----- Source records
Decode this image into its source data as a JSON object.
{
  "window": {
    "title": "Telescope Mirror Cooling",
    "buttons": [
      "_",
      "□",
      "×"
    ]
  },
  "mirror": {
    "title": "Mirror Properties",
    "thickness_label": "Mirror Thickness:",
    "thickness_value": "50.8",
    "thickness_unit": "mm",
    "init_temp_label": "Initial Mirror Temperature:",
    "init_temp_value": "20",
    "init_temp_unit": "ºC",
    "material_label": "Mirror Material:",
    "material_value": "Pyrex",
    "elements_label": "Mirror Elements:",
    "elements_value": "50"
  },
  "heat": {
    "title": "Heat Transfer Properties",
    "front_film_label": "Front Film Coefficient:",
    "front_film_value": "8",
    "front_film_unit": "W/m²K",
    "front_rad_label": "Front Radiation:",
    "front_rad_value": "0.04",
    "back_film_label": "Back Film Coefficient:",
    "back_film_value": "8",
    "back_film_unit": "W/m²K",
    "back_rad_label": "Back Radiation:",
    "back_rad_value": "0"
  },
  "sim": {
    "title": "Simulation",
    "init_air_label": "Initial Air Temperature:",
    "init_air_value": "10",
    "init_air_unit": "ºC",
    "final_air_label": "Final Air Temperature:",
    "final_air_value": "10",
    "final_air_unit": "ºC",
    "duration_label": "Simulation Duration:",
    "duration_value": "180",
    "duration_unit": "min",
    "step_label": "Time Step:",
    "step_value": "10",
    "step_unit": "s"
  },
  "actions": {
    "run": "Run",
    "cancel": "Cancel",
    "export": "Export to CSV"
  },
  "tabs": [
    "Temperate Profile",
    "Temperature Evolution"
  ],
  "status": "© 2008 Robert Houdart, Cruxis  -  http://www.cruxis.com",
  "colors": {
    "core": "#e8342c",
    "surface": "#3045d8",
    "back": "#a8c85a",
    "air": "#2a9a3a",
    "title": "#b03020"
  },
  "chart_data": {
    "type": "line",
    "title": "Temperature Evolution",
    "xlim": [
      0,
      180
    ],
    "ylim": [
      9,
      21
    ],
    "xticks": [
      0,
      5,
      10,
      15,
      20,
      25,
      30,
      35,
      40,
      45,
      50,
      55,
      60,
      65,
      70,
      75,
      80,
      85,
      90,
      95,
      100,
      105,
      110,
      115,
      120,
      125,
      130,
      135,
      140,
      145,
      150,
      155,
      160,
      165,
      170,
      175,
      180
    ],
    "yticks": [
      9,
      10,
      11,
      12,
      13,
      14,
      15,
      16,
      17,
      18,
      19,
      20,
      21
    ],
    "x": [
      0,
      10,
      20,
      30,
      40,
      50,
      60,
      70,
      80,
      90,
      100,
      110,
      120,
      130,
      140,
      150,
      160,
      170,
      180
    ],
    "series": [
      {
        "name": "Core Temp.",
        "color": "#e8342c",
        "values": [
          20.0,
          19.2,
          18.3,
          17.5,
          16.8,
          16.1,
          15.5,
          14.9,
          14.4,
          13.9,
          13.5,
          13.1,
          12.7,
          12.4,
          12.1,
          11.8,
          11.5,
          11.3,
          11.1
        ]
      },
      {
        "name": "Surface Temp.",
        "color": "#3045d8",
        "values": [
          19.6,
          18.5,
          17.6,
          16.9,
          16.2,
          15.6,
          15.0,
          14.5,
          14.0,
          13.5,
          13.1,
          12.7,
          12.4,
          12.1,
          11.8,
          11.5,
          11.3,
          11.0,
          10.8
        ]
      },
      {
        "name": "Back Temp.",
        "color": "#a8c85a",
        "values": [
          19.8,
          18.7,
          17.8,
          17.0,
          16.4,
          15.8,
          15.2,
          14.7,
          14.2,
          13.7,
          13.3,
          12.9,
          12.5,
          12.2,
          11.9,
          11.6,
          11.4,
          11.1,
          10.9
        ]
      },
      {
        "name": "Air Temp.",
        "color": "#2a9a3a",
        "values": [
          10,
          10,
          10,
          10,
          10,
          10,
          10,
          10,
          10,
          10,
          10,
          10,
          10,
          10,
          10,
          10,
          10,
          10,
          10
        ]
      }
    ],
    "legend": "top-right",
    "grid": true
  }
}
----------
- _What to work on_
Search the records for the word "Temperature" and copy every line where it occurs.

- _Solution to the exercise_
    "init_temp_label": "Initial Mirror Temperature:",
    "init_air_label": "Initial Air Temperature:",
    "final_air_label": "Final Air Temperature:",
    "Temperature Evolution"
    "title": "Temperature Evolution",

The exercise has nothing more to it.